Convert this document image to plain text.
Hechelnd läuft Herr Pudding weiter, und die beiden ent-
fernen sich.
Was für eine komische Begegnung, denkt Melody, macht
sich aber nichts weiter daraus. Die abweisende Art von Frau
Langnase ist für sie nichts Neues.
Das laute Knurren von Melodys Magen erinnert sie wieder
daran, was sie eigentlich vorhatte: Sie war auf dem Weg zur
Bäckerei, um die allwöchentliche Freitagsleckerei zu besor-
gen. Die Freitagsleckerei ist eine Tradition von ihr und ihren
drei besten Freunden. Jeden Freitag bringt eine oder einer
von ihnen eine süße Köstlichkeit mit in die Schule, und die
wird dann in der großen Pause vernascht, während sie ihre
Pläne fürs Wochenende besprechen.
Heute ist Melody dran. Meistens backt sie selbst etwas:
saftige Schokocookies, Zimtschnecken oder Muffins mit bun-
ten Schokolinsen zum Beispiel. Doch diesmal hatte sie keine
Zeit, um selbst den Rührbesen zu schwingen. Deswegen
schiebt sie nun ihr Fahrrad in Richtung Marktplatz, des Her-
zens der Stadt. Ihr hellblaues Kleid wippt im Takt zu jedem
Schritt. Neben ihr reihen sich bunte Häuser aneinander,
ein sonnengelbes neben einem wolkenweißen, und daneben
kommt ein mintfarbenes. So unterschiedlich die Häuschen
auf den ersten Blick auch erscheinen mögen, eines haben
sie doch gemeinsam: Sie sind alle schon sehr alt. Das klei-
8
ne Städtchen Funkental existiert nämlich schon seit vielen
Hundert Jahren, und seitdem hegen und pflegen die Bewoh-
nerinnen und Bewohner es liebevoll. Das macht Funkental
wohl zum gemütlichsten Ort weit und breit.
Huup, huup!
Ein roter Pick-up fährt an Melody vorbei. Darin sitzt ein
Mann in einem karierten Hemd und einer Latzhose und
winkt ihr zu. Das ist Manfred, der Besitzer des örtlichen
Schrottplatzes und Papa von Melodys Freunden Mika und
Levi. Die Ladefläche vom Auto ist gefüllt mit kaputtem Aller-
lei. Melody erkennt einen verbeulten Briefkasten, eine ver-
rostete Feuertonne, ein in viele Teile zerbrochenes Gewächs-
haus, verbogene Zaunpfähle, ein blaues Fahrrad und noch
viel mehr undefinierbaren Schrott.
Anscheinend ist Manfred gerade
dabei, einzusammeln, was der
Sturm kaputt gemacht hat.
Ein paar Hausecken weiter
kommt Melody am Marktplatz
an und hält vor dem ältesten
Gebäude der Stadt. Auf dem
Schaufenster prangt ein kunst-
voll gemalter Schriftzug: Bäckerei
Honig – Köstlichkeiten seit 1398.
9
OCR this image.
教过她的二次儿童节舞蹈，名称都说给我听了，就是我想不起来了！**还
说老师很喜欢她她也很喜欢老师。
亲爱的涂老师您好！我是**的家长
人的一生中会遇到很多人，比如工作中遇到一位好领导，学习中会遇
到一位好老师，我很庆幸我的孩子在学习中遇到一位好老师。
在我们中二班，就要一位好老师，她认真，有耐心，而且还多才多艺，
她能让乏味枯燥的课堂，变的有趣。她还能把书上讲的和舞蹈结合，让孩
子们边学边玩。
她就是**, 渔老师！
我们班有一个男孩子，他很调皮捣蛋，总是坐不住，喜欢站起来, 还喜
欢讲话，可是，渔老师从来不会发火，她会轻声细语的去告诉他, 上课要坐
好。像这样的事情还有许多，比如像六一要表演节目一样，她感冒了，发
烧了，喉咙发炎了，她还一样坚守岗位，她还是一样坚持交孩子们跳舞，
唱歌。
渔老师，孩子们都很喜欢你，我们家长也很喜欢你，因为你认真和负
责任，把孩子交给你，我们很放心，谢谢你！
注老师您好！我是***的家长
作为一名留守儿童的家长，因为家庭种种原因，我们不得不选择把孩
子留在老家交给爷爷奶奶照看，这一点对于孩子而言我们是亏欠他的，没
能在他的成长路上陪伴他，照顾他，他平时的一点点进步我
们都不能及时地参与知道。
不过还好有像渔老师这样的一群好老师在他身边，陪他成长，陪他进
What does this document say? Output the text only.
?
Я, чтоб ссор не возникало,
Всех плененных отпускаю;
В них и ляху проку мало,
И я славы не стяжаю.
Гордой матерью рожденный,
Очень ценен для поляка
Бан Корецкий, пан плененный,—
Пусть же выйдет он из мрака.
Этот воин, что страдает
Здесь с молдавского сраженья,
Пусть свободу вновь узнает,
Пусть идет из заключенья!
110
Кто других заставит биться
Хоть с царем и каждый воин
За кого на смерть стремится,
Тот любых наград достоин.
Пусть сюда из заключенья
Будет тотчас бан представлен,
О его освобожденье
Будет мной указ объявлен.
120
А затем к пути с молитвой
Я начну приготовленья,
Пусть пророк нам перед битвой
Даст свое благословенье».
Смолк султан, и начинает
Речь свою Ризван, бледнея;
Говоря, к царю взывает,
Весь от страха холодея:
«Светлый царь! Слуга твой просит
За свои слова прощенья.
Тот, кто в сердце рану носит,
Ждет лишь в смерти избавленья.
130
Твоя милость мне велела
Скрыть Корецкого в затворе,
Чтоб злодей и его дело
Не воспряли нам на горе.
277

STATED GOAL> Starting with the line that contains "What does this", print each line through the last one in the listing. Include both end lines and add nothing.

ANSWER>
What does this document say? Output the text only.
?
Я, чтоб ссор не возникало,
Всех плененных отпускаю;
В них и ляху проку мало,
И я славы не стяжаю.
Гордой матерью рожденный,
Очень ценен для поляка
Бан Корецкий, пан плененный,—
Пусть же выйдет он из мрака.
Этот воин, что страдает
Здесь с молдавского сраженья,
Пусть свободу вновь узнает,
Пусть идет из заключенья!
110
Кто других заставит биться
Хоть с царем и каждый воин
За кого на смерть стремится,
Тот любых наград достоин.
Пусть сюда из заключенья
Будет тотчас бан представлен,
О его освобожденье
Будет мной указ объявлен.
120
А затем к пути с молитвой
Я начну приготовленья,
Пусть пророк нам перед битвой
Даст свое благословенье».
Смолк султан, и начинает
Речь свою Ризван, бледнея;
Говоря, к царю взывает,
Весь от страха холодея:
«Светлый царь! Слуга твой просит
За свои слова прощенья.
Тот, кто в сердце рану носит,
Ждет лишь в смерти избавленья.
130
Твоя милость мне велела
Скрыть Корецкого в затворе,
Чтоб злодей и его дело
Не воспряли нам на горе.
277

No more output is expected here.